↓↓↓

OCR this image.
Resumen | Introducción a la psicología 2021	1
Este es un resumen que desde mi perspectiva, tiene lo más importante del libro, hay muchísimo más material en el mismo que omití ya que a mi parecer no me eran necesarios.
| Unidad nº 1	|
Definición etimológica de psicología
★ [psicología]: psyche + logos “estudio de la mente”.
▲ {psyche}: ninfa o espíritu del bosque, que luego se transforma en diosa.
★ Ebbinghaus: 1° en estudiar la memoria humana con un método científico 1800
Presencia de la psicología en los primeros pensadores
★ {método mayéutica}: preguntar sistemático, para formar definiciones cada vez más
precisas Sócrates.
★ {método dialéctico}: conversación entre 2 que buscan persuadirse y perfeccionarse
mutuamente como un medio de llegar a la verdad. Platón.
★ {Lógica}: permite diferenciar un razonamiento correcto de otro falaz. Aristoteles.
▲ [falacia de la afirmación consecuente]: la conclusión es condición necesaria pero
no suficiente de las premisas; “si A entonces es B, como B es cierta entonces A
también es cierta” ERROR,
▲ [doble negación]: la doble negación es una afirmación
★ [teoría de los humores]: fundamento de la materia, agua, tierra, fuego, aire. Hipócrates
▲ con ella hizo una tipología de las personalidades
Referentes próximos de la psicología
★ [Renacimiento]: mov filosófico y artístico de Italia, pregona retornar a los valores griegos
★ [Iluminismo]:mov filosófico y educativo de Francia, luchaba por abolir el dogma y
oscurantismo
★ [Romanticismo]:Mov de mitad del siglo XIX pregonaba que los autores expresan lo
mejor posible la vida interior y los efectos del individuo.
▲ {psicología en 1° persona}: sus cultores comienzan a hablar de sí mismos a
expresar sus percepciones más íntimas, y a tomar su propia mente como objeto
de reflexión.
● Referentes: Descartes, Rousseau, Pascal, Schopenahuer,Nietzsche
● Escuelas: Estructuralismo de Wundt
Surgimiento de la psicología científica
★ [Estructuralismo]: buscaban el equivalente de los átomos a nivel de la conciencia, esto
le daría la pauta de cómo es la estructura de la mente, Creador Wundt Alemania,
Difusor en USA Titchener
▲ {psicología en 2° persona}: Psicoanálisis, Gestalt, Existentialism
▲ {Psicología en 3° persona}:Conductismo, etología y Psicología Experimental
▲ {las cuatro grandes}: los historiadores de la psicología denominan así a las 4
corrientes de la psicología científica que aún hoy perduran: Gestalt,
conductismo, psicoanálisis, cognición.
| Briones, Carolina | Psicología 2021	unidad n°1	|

↑↑↑

*Requirement*.
Return every entry verbatim.

*Exercise solution*.
OCR this image.
Resumen | Introducción a la psicología 2021	1
Este es un resumen que desde mi perspectiva, tiene lo más importante del libro, hay muchísimo más material en el mismo que omití ya que a mi parecer no me eran necesarios.
| Unidad nº 1	|
Definición etimológica de psicología
★ [psicología]: psyche + logos “estudio de la mente”.
▲ {psyche}: ninfa o espíritu del bosque, que luego se transforma en diosa.
★ Ebbinghaus: 1° en estudiar la memoria humana con un método científico 1800
Presencia de la psicología en los primeros pensadores
★ {método mayéutica}: preguntar sistemático, para formar definiciones cada vez más
precisas Sócrates.
★ {método dialéctico}: conversación entre 2 que buscan persuadirse y perfeccionarse
mutuamente como un medio de llegar a la verdad. Platón.
★ {Lógica}: permite diferenciar un razonamiento correcto de otro falaz. Aristoteles.
▲ [falacia de la afirmación consecuente]: la conclusión es condición necesaria pero
no suficiente de las premisas; “si A entonces es B, como B es cierta entonces A
también es cierta” ERROR,
▲ [doble negación]: la doble negación es una afirmación
★ [teoría de los humores]: fundamento de la materia, agua, tierra, fuego, aire. Hipócrates
▲ con ella hizo una tipología de las personalidades
Referentes próximos de la psicología
★ [Renacimiento]: mov filosófico y artístico de Italia, pregona retornar a los valores griegos
★ [Iluminismo]:mov filosófico y educativo de Francia, luchaba por abolir el dogma y
oscurantismo
★ [Romanticismo]:Mov de mitad del siglo XIX pregonaba que los autores expresan lo
mejor posible la vida interior y los efectos del individuo.
▲ {psicología en 1° persona}: sus cultores comienzan a hablar de sí mismos a
expresar sus percepciones más íntimas, y a tomar su propia mente como objeto
de reflexión.
● Referentes: Descartes, Rousseau, Pascal, Schopenahuer,Nietzsche
● Escuelas: Estructuralismo de Wundt
Surgimiento de la psicología científica
★ [Estructuralismo]: buscaban el equivalente de los átomos a nivel de la conciencia, esto
le daría la pauta de cómo es la estructura de la mente, Creador Wundt Alemania,
Difusor en USA Titchener
▲ {psicología en 2° persona}: Psicoanálisis, Gestalt, Existentialism
▲ {Psicología en 3° persona}:Conductismo, etología y Psicología Experimental
▲ {las cuatro grandes}: los historiadores de la psicología denominan así a las 4
corrientes de la psicología científica que aún hoy perduran: Gestalt,
conductismo, psicoanálisis, cognición.
| Briones, Carolina | Psicología 2021	unidad n°1	|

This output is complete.